**Do this:** Put the lines of the records below, from the line containing "wire BS1 to OPM [79, 63, 81, 105]" up to and including the line containing "loop arrow x24 [430, 91, 444, 106]", into a JSON list of strings with one string per line and blank lines omitted.
━━━━━ Supplied records
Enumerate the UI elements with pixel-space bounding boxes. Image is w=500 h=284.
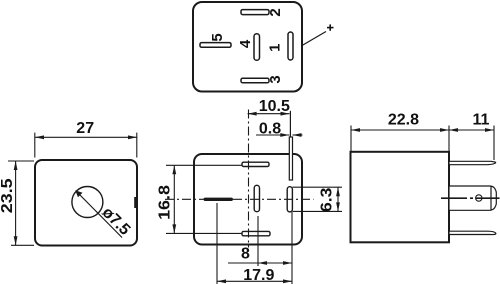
svg-text:5: 5 (209, 33, 226, 41)
svg-text:22.8: 22.8 (388, 112, 419, 129)
svg-text:6.3: 6.3 (317, 188, 335, 212)
svg-text:11: 11 (473, 112, 490, 129)
svg-text:8: 8 (241, 246, 250, 263)
svg-text:2: 2 (267, 8, 284, 16)
svg-text:27: 27 (76, 120, 94, 137)
svg-text:23.5: 23.5 (0, 178, 16, 213)
svg-text:4: 4 (237, 39, 254, 48)
svg-text:3: 3 (267, 75, 284, 83)
svg-text:1: 1 (267, 44, 284, 52)
svg-text:10.5: 10.5 (259, 98, 290, 115)
svg-text:16.8: 16.8 (156, 185, 174, 220)
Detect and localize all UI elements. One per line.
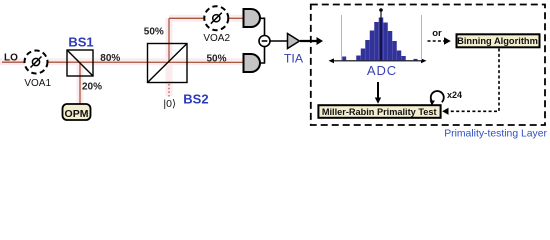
wire BS1 to OPM [79, 63, 81, 105]
svg-text:LO: LO [4, 53, 18, 64]
svg-text:BS1: BS1 [68, 34, 93, 49]
svg-text:Binning Algorithm: Binning Algorithm [457, 36, 538, 46]
optical power meter OPM [63, 104, 91, 120]
loop arrow x24 [430, 91, 444, 106]
photodetector PD1 [244, 9, 261, 27]
svg-text:20%: 20% [82, 81, 102, 92]
svg-text:x24: x24 [447, 90, 462, 100]
svg-text:VOA2: VOA2 [203, 33, 230, 44]
wire top rail to VOA2 [169, 17, 205, 19]
svg-text:Miller-Rabin Primality Test: Miller-Rabin Primality Test [322, 107, 437, 117]
svg-text:OPM: OPM [65, 108, 89, 120]
attenuator VOA1 [25, 51, 48, 74]
box Binning Algorithm [457, 34, 540, 47]
svg-text:ADC: ADC [367, 63, 397, 78]
amplifier TIA [288, 34, 300, 49]
dashed arrow or to Binning [428, 37, 451, 44]
wire vacuum input dotted [168, 84, 170, 97]
wire halo decorative [0, 18, 244, 104]
photodetector PD2 [244, 54, 261, 72]
attenuator VOA2 [204, 6, 228, 30]
histogram left bound line [341, 15, 343, 60]
svg-text:or: or [432, 28, 442, 39]
svg-text:50%: 50% [207, 53, 227, 64]
wire subtractor to TIA [270, 40, 288, 42]
beam splitter BS1 [67, 50, 93, 76]
svg-text:|0⟩: |0⟩ [163, 98, 176, 110]
arrow ADC to Miller-Rabin [375, 82, 381, 104]
histogram bars [342, 18, 417, 61]
wire PD1 to subtractor [259, 18, 265, 35]
svg-text:VOA1: VOA1 [24, 78, 51, 89]
wire VOA2 to detector PD1 [229, 17, 244, 19]
box Miller-Rabin Primality Test [318, 105, 440, 118]
svg-text:80%: 80% [100, 53, 120, 64]
ADC histogram axis [329, 58, 427, 63]
subtractor node minus [259, 36, 270, 47]
wire PD2 to subtractor [259, 47, 265, 63]
dashed box Primality-testing Layer [311, 5, 545, 126]
svg-text:50%: 50% [144, 27, 164, 38]
svg-text:BS2: BS2 [183, 91, 208, 106]
wire BS2 riser to top rail [168, 18, 170, 62]
svg-text:Primality-testing Layer: Primality-testing Layer [444, 129, 547, 140]
beam splitter BS2 [148, 44, 188, 83]
arrow TIA to ADC [300, 37, 323, 45]
histogram mean marker [379, 8, 383, 60]
svg-text:TIA: TIA [284, 52, 304, 66]
wire main beam LO to PD2 [2, 61, 244, 63]
dashed feedback Binning to Miller-Rabin [442, 49, 499, 115]
histogram right bound line [421, 15, 423, 60]
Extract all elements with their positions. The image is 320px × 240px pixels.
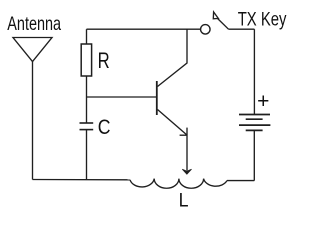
- svg-text:TX Key: TX Key: [238, 8, 287, 31]
- antenna symbol: [13, 38, 52, 62]
- wire bottom left: [33, 179, 131, 181]
- wire antenna lead down: [32, 62, 34, 180]
- wire base tap: [87, 96, 157, 98]
- switch lever tip triangle: [213, 12, 218, 19]
- capacitor C1: [80, 123, 94, 130]
- svg-text:L: L: [179, 189, 189, 211]
- wire top rail: [87, 28, 201, 30]
- svg-text:+: +: [257, 90, 269, 113]
- wire right rail down: [253, 29, 255, 114]
- wire battery to bottom: [253, 130, 255, 180]
- svg-text:C: C: [98, 115, 111, 139]
- inductor L1: [130, 179, 227, 189]
- switch lever: [218, 19, 229, 30]
- wire resistor to cap: [86, 76, 88, 123]
- resistor R1: [81, 44, 91, 76]
- battery B1: [239, 115, 270, 131]
- svg-text:R: R: [98, 49, 110, 74]
- wire switch to right rail: [229, 28, 255, 30]
- wire bottom right: [227, 180, 254, 182]
- svg-text:Antenna: Antenna: [7, 13, 61, 34]
- transistor Q1: [157, 29, 187, 135]
- wire left branch upper: [86, 29, 88, 44]
- wire cap to bottom: [86, 130, 88, 180]
- switch TX key terminal circle: [201, 25, 211, 35]
- wire emitter down with arrow: [182, 128, 191, 175]
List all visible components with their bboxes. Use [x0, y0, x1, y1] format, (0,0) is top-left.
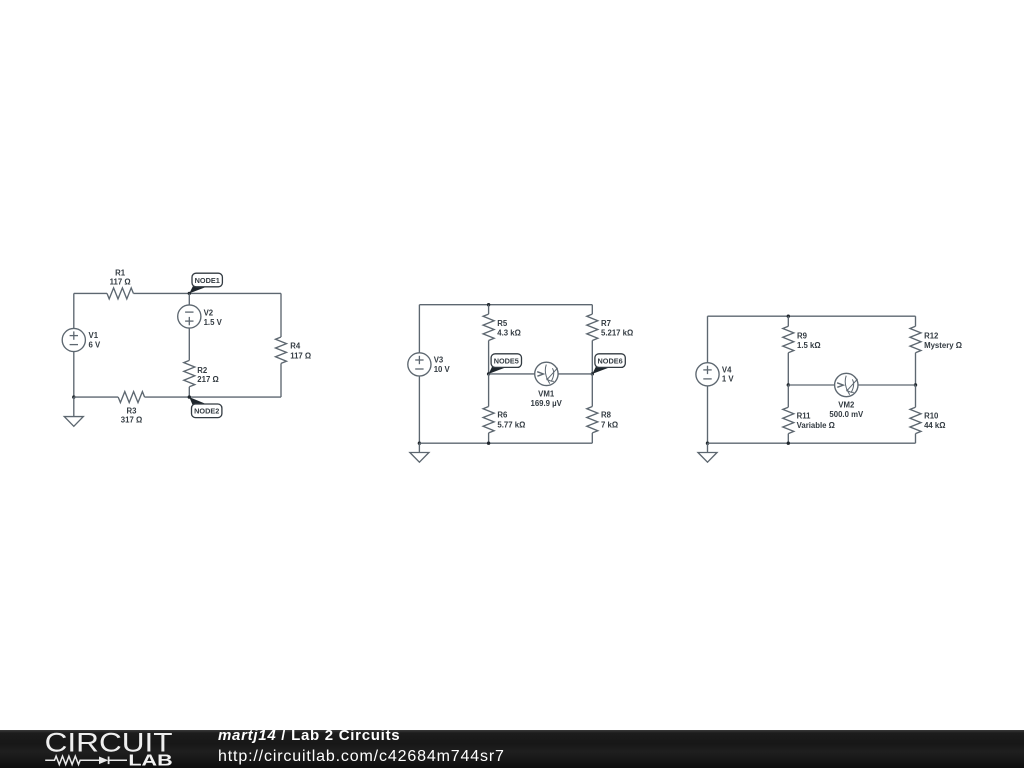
svg-text:NODE1: NODE1 [195, 276, 220, 285]
node NODE2 callout [189, 397, 222, 418]
wire: node to ground (circuit 2) [418, 443, 420, 452]
svg-text:R9: R9 [797, 332, 808, 341]
svg-text:1 V: 1 V [722, 375, 735, 384]
svg-text:Variable Ω: Variable Ω [797, 421, 835, 430]
svg-text:NODE6: NODE6 [598, 357, 623, 366]
svg-text:R10: R10 [924, 412, 939, 421]
svg-text:117 Ω: 117 Ω [290, 351, 311, 360]
resistor R8 [587, 407, 598, 433]
svg-text:VM2: VM2 [838, 401, 855, 410]
wire: top rail to R9 [787, 316, 789, 326]
junction: NODE6 [591, 372, 594, 375]
voltage source V1 [62, 328, 85, 351]
CircuitLab logo [0, 729, 200, 768]
svg-text:R6: R6 [497, 411, 508, 420]
junction: bottom-left node (circuit 2) [418, 442, 421, 445]
resistor R9 [783, 326, 794, 352]
wire: R11 bottom to bottom rail [787, 434, 789, 444]
svg-text:R5: R5 [497, 319, 508, 328]
resistor R7 [587, 314, 598, 340]
voltmeter VM2 [835, 373, 858, 396]
resistor R1 [107, 288, 133, 299]
wire: NODE5 to VM1 left [489, 373, 535, 375]
wire: top rail (circuit 2) [419, 304, 592, 306]
logo resistor glyph [45, 756, 99, 764]
wire: top rail (circuit 3) [708, 315, 916, 317]
wire: V3 bottom to bottom rail [418, 376, 420, 443]
resistor R6 [483, 407, 494, 433]
resistor R12 [910, 326, 921, 352]
svg-text:117 Ω: 117 Ω [110, 278, 131, 287]
junction: NODE1 [188, 292, 191, 295]
footer caption line 1: username / title [218, 726, 400, 746]
svg-text:V3: V3 [434, 355, 444, 364]
wire: node to R3 left [74, 396, 118, 398]
svg-text:VM1: VM1 [538, 389, 555, 398]
svg-text:V2: V2 [204, 308, 214, 317]
ground (circuit 1) [64, 417, 83, 427]
svg-text:169.9 µV: 169.9 µV [531, 399, 563, 408]
wire: top rail to R12 [915, 316, 917, 326]
wire: R6 bottom to bottom rail [488, 433, 490, 443]
wire: VM1 right to NODE6 [558, 373, 592, 375]
svg-text:R12: R12 [924, 332, 939, 341]
voltage source V4 [696, 363, 719, 386]
wire: R4 bottom to bottom-right corner [280, 363, 282, 397]
junction: NODE5 [487, 372, 490, 375]
svg-text:R8: R8 [601, 411, 612, 420]
svg-text:500.0 mV: 500.0 mV [829, 410, 864, 419]
svg-text:V4: V4 [722, 365, 732, 374]
junction: bottom of middle branch [787, 442, 790, 445]
svg-text:10 V: 10 V [434, 365, 451, 374]
voltmeter VM1 [535, 362, 558, 385]
voltage source V3 [408, 353, 431, 376]
wire: V4 bottom to bottom rail [707, 386, 709, 443]
ground (circuit 3) [698, 453, 717, 463]
resistor R5 [483, 314, 494, 340]
wire: left mid node to VM2 [788, 384, 834, 386]
svg-text:1.5 V: 1.5 V [204, 318, 223, 327]
node NODE6 callout [592, 354, 625, 374]
wire: top-left down to V4 [707, 316, 709, 363]
junction: right mid node (circuit 3) [914, 383, 917, 386]
wire: mid node to R11 [787, 385, 789, 407]
svg-text:LAB: LAB [128, 752, 172, 768]
resistor R10 [910, 407, 921, 433]
wire: R1 right to top-right corner [133, 292, 281, 294]
wire: R8 bottom to bottom rail [591, 433, 593, 443]
wire: node to ground (circuit 3) [707, 443, 709, 452]
junction: left mid node (circuit 3) [787, 383, 790, 386]
svg-text:R4: R4 [290, 341, 301, 350]
wire: V2 bottom to R2 top [188, 328, 190, 360]
resistor R11 [783, 407, 794, 433]
ground (circuit 2) [410, 453, 429, 463]
junction: top of left bridge branch [487, 303, 490, 306]
wire: top rail to R5 [488, 305, 490, 314]
wire: NODE1 down to V2 [188, 293, 190, 305]
wire: R9 bottom to mid node [787, 353, 789, 385]
voltage source V2 [178, 305, 201, 328]
wire: top-right corner down to R4 [280, 293, 282, 337]
wire: VM2 right to right mid node [858, 384, 916, 386]
footer caption line 2: url [218, 747, 505, 767]
wire: R2 bottom to NODE2 [188, 387, 190, 397]
wire: top-left corner down to V1 [73, 293, 75, 328]
resistor R4 [276, 337, 287, 363]
resistor R2 [184, 360, 195, 386]
wire: R12 bottom to right mid node [915, 353, 917, 385]
node NODE5 callout [489, 354, 522, 374]
svg-text:R2: R2 [197, 366, 208, 375]
resistor R3 [118, 392, 144, 403]
svg-text:44 kΩ: 44 kΩ [924, 421, 945, 430]
wire: top-left down to V3 [418, 305, 420, 353]
svg-text:R11: R11 [797, 412, 812, 421]
junction: bottom-left node (circuit 3) [706, 442, 709, 445]
svg-text:5.217 kΩ: 5.217 kΩ [601, 329, 633, 338]
svg-text:4.3 kΩ: 4.3 kΩ [497, 329, 521, 338]
wire: bottom rail (circuit 2) [419, 442, 592, 444]
junction: bottom of left bridge branch [487, 442, 490, 445]
svg-text:NODE5: NODE5 [494, 357, 519, 366]
svg-text:V1: V1 [89, 331, 99, 340]
wire: V1 bottom to ground node [73, 352, 75, 398]
wire: R7 bottom to NODE6 [591, 341, 593, 374]
junction: top of middle branch [787, 315, 790, 318]
node NODE1 callout [189, 273, 222, 293]
wire: top rail to R7 [591, 305, 593, 314]
svg-text:R1: R1 [115, 268, 126, 277]
wire: mid node to R10 [915, 385, 917, 407]
svg-text:217 Ω: 217 Ω [197, 375, 218, 384]
wire: bottom rail (circuit 3) [708, 442, 916, 444]
svg-text:7 kΩ: 7 kΩ [601, 420, 618, 429]
junction: bottom-left node [72, 395, 75, 398]
wire: NODE6 to R8 [591, 374, 593, 407]
svg-text:R3: R3 [127, 406, 138, 415]
wire: R3 right to bottom-right corner [145, 396, 281, 398]
junction: NODE2 [188, 395, 191, 398]
svg-text:1.5 kΩ: 1.5 kΩ [797, 341, 821, 350]
svg-text:NODE2: NODE2 [194, 407, 219, 416]
svg-text:Mystery Ω: Mystery Ω [924, 341, 962, 350]
svg-text:6 V: 6 V [89, 340, 102, 349]
wire: V1 top to R1 left [74, 292, 107, 294]
logo diode glyph [99, 757, 108, 765]
svg-text:R7: R7 [601, 319, 611, 328]
wire: R5 bottom to NODE5 [488, 341, 490, 374]
svg-text:317 Ω: 317 Ω [121, 416, 142, 425]
footer bar [0, 730, 1024, 768]
wire: R10 bottom to bottom rail [915, 434, 917, 444]
wire: node to ground [73, 397, 75, 417]
wire: NODE5 to R6 [488, 374, 490, 407]
svg-text:5.77 kΩ: 5.77 kΩ [497, 420, 525, 429]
━━━━━━━━━━
**Right answer:**
[
  "wire BS1 to OPM [79, 63, 81, 105]",
  "svg-text:LO: LO [4, 53, 18, 64]",
  "svg-text:BS1: BS1 [68, 34, 93, 49]",
  "svg-text:Binning Algorithm: Binning Algorithm [457, 36, 538, 46]",
  "optical power meter OPM [63, 104, 91, 120]",
  "loop arrow x24 [430, 91, 444, 106]"
]